> [What is asked] Copy out every record below with complete accuracy.

> [Data to process]
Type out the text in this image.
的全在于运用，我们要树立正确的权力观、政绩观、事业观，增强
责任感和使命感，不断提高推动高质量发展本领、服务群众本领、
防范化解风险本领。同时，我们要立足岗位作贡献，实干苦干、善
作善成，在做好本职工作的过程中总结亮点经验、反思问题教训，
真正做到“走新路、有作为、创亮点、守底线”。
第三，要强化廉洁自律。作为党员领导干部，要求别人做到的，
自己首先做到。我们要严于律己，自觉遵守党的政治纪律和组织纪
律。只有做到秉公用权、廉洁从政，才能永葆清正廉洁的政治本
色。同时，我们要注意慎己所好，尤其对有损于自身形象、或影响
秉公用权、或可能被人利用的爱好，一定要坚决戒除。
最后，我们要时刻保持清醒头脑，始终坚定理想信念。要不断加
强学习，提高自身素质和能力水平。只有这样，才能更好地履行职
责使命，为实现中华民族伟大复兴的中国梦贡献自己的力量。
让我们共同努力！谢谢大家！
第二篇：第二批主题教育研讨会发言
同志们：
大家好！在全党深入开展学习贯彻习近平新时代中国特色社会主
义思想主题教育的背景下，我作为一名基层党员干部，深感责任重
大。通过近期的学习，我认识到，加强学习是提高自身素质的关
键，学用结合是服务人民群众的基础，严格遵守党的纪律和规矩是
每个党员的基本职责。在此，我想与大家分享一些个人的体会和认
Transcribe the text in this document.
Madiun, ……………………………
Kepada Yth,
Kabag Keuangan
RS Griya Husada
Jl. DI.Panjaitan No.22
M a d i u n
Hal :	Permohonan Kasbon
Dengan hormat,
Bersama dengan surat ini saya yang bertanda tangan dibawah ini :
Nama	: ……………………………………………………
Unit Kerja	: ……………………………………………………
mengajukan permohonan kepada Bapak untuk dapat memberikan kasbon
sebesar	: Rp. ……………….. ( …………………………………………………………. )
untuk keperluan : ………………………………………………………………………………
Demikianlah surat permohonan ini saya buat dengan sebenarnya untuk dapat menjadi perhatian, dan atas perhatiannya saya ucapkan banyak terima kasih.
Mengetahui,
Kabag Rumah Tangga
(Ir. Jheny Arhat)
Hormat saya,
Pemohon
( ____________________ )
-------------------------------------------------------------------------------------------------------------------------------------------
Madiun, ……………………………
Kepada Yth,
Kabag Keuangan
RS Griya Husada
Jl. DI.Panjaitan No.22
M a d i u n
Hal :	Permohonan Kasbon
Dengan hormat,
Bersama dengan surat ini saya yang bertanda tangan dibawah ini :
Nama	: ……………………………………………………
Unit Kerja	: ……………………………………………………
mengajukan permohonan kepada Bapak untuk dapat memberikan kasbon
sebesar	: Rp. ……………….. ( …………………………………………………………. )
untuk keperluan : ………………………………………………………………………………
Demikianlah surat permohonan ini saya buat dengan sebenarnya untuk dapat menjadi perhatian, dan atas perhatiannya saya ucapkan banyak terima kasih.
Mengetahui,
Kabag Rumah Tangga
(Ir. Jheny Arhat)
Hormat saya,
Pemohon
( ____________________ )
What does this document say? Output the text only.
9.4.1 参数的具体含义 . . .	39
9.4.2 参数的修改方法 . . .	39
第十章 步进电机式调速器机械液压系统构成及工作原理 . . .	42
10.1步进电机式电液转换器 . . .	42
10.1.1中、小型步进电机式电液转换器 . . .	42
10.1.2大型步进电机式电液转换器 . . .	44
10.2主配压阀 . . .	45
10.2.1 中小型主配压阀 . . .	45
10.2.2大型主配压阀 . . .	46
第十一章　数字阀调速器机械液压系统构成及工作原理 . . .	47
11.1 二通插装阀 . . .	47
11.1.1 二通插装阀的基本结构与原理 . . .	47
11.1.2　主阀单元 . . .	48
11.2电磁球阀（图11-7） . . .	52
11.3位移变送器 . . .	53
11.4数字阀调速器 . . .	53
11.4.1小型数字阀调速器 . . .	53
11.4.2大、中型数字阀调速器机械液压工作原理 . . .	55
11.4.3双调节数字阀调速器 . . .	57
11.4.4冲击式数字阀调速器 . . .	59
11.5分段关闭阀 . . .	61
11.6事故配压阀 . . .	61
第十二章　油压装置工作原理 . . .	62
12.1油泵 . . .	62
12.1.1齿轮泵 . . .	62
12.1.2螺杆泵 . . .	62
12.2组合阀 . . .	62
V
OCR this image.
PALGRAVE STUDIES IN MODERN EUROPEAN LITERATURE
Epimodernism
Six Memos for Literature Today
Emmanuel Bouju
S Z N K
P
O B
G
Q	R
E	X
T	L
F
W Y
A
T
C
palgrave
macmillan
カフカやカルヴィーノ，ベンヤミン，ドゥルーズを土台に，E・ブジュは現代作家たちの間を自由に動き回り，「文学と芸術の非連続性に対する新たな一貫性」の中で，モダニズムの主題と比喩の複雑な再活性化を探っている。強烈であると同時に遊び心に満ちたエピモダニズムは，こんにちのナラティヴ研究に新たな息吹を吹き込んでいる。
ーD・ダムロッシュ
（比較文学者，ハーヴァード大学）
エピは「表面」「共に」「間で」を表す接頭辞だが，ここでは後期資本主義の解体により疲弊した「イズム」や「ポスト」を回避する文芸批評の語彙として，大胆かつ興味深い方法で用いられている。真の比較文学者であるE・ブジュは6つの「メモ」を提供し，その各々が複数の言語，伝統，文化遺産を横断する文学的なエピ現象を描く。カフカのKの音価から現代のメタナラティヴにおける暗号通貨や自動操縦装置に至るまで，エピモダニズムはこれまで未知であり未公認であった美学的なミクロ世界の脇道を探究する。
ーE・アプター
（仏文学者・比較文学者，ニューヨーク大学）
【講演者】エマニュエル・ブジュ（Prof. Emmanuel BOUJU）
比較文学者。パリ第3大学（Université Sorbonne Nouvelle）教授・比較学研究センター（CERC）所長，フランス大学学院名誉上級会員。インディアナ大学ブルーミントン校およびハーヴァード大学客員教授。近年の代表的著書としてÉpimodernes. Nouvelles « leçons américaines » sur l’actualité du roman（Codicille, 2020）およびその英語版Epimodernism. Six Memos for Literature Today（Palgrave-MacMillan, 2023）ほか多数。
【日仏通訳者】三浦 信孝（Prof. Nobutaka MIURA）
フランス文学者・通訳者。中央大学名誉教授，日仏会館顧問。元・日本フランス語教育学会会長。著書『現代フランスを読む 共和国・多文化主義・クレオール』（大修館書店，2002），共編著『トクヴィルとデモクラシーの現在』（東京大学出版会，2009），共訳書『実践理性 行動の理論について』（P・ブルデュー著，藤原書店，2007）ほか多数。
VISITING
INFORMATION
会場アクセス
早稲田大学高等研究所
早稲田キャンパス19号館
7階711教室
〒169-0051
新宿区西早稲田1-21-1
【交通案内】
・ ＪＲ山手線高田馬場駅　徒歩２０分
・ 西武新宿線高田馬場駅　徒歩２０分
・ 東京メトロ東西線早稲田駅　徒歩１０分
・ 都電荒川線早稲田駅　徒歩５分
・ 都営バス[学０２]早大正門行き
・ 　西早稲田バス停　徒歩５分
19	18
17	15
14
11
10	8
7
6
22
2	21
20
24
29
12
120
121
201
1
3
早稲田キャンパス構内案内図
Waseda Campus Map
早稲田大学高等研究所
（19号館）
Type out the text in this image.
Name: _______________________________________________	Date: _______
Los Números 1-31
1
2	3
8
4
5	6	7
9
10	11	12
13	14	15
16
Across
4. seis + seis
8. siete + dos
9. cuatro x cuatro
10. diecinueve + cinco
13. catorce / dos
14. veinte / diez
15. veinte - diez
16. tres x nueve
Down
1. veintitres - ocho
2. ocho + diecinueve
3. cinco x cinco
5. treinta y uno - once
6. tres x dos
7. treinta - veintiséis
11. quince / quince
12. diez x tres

> [Result below]
Type out the text in this image.
的全在于运用，我们要树立正确的权力观、政绩观、事业观，增强
责任感和使命感，不断提高推动高质量发展本领、服务群众本领、
防范化解风险本领。同时，我们要立足岗位作贡献，实干苦干、善
作善成，在做好本职工作的过程中总结亮点经验、反思问题教训，
真正做到“走新路、有作为、创亮点、守底线”。
第三，要强化廉洁自律。作为党员领导干部，要求别人做到的，
自己首先做到。我们要严于律己，自觉遵守党的政治纪律和组织纪
律。只有做到秉公用权、廉洁从政，才能永葆清正廉洁的政治本
色。同时，我们要注意慎己所好，尤其对有损于自身形象、或影响
秉公用权、或可能被人利用的爱好，一定要坚决戒除。
最后，我们要时刻保持清醒头脑，始终坚定理想信念。要不断加
强学习，提高自身素质和能力水平。只有这样，才能更好地履行职
责使命，为实现中华民族伟大复兴的中国梦贡献自己的力量。
让我们共同努力！谢谢大家！
第二篇：第二批主题教育研讨会发言
同志们：
大家好！在全党深入开展学习贯彻习近平新时代中国特色社会主
义思想主题教育的背景下，我作为一名基层党员干部，深感责任重
大。通过近期的学习，我认识到，加强学习是提高自身素质的关
键，学用结合是服务人民群众的基础，严格遵守党的纪律和规矩是
每个党员的基本职责。在此，我想与大家分享一些个人的体会和认
Transcribe the text in this document.
Madiun, ……………………………
Kepada Yth,
Kabag Keuangan
RS Griya Husada
Jl. DI.Panjaitan No.22
M a d i u n
Hal :	Permohonan Kasbon
Dengan hormat,
Bersama dengan surat ini saya yang bertanda tangan dibawah ini :
Nama	: ……………………………………………………
Unit Kerja	: ……………………………………………………
mengajukan permohonan kepada Bapak untuk dapat memberikan kasbon
sebesar	: Rp. ……………….. ( …………………………………………………………. )
untuk keperluan : ………………………………………………………………………………
Demikianlah surat permohonan ini saya buat dengan sebenarnya untuk dapat menjadi perhatian, dan atas perhatiannya saya ucapkan banyak terima kasih.
Mengetahui,
Kabag Rumah Tangga
(Ir. Jheny Arhat)
Hormat saya,
Pemohon
( ____________________ )
-------------------------------------------------------------------------------------------------------------------------------------------
Madiun, ……………………………
Kepada Yth,
Kabag Keuangan
RS Griya Husada
Jl. DI.Panjaitan No.22
M a d i u n
Hal :	Permohonan Kasbon
Dengan hormat,
Bersama dengan surat ini saya yang bertanda tangan dibawah ini :
Nama	: ……………………………………………………
Unit Kerja	: ……………………………………………………
mengajukan permohonan kepada Bapak untuk dapat memberikan kasbon
sebesar	: Rp. ……………….. ( …………………………………………………………. )
untuk keperluan : ………………………………………………………………………………
Demikianlah surat permohonan ini saya buat dengan sebenarnya untuk dapat menjadi perhatian, dan atas perhatiannya saya ucapkan banyak terima kasih.
Mengetahui,
Kabag Rumah Tangga
(Ir. Jheny Arhat)
Hormat saya,
Pemohon
( ____________________ )
What does this document say? Output the text only.
9.4.1 参数的具体含义 . . .	39
9.4.2 参数的修改方法 . . .	39
第十章 步进电机式调速器机械液压系统构成及工作原理 . . .	42
10.1步进电机式电液转换器 . . .	42
10.1.1中、小型步进电机式电液转换器 . . .	42
10.1.2大型步进电机式电液转换器 . . .	44
10.2主配压阀 . . .	45
10.2.1 中小型主配压阀 . . .	45
10.2.2大型主配压阀 . . .	46
第十一章　数字阀调速器机械液压系统构成及工作原理 . . .	47
11.1 二通插装阀 . . .	47
11.1.1 二通插装阀的基本结构与原理 . . .	47
11.1.2　主阀单元 . . .	48
11.2电磁球阀（图11-7） . . .	52
11.3位移变送器 . . .	53
11.4数字阀调速器 . . .	53
11.4.1小型数字阀调速器 . . .	53
11.4.2大、中型数字阀调速器机械液压工作原理 . . .	55
11.4.3双调节数字阀调速器 . . .	57
11.4.4冲击式数字阀调速器 . . .	59
11.5分段关闭阀 . . .	61
11.6事故配压阀 . . .	61
第十二章　油压装置工作原理 . . .	62
12.1油泵 . . .	62
12.1.1齿轮泵 . . .	62
12.1.2螺杆泵 . . .	62
12.2组合阀 . . .	62
V
OCR this image.
PALGRAVE STUDIES IN MODERN EUROPEAN LITERATURE
Epimodernism
Six Memos for Literature Today
Emmanuel Bouju
S Z N K
P
O B
G
Q	R
E	X
T	L
F
W Y
A
T
C
palgrave
macmillan
カフカやカルヴィーノ，ベンヤミン，ドゥルーズを土台に，E・ブジュは現代作家たちの間を自由に動き回り，「文学と芸術の非連続性に対する新たな一貫性」の中で，モダニズムの主題と比喩の複雑な再活性化を探っている。強烈であると同時に遊び心に満ちたエピモダニズムは，こんにちのナラティヴ研究に新たな息吹を吹き込んでいる。
ーD・ダムロッシュ
（比較文学者，ハーヴァード大学）
エピは「表面」「共に」「間で」を表す接頭辞だが，ここでは後期資本主義の解体により疲弊した「イズム」や「ポスト」を回避する文芸批評の語彙として，大胆かつ興味深い方法で用いられている。真の比較文学者であるE・ブジュは6つの「メモ」を提供し，その各々が複数の言語，伝統，文化遺産を横断する文学的なエピ現象を描く。カフカのKの音価から現代のメタナラティヴにおける暗号通貨や自動操縦装置に至るまで，エピモダニズムはこれまで未知であり未公認であった美学的なミクロ世界の脇道を探究する。
ーE・アプター
（仏文学者・比較文学者，ニューヨーク大学）
【講演者】エマニュエル・ブジュ（Prof. Emmanuel BOUJU）
比較文学者。パリ第3大学（Université Sorbonne Nouvelle）教授・比較学研究センター（CERC）所長，フランス大学学院名誉上級会員。インディアナ大学ブルーミントン校およびハーヴァード大学客員教授。近年の代表的著書としてÉpimodernes. Nouvelles « leçons américaines » sur l’actualité du roman（Codicille, 2020）およびその英語版Epimodernism. Six Memos for Literature Today（Palgrave-MacMillan, 2023）ほか多数。
【日仏通訳者】三浦 信孝（Prof. Nobutaka MIURA）
フランス文学者・通訳者。中央大学名誉教授，日仏会館顧問。元・日本フランス語教育学会会長。著書『現代フランスを読む 共和国・多文化主義・クレオール』（大修館書店，2002），共編著『トクヴィルとデモクラシーの現在』（東京大学出版会，2009），共訳書『実践理性 行動の理論について』（P・ブルデュー著，藤原書店，2007）ほか多数。
VISITING
INFORMATION
会場アクセス
早稲田大学高等研究所
早稲田キャンパス19号館
7階711教室
〒169-0051
新宿区西早稲田1-21-1
【交通案内】
・ ＪＲ山手線高田馬場駅　徒歩２０分
・ 西武新宿線高田馬場駅　徒歩２０分
・ 東京メトロ東西線早稲田駅　徒歩１０分
・ 都電荒川線早稲田駅　徒歩５分
・ 都営バス[学０２]早大正門行き
・ 　西早稲田バス停　徒歩５分
19	18
17	15
14
11
10	8
7
6
22
2	21
20
24
29
12
120
121
201
1
3
早稲田キャンパス構内案内図
Waseda Campus Map
早稲田大学高等研究所
（19号館）
Type out the text in this image.
Name: _______________________________________________	Date: _______
Los Números 1-31
1
2	3
8
4
5	6	7
9
10	11	12
13	14	15
16
Across
4. seis + seis
8. siete + dos
9. cuatro x cuatro
10. diecinueve + cinco
13. catorce / dos
14. veinte / diez
15. veinte - diez
16. tres x nueve
Down
1. veintitres - ocho
2. ocho + diecinueve
3. cinco x cinco
5. treinta y uno - once
6. tres x dos
7. treinta - veintiséis
11. quince / quince
12. diez x tres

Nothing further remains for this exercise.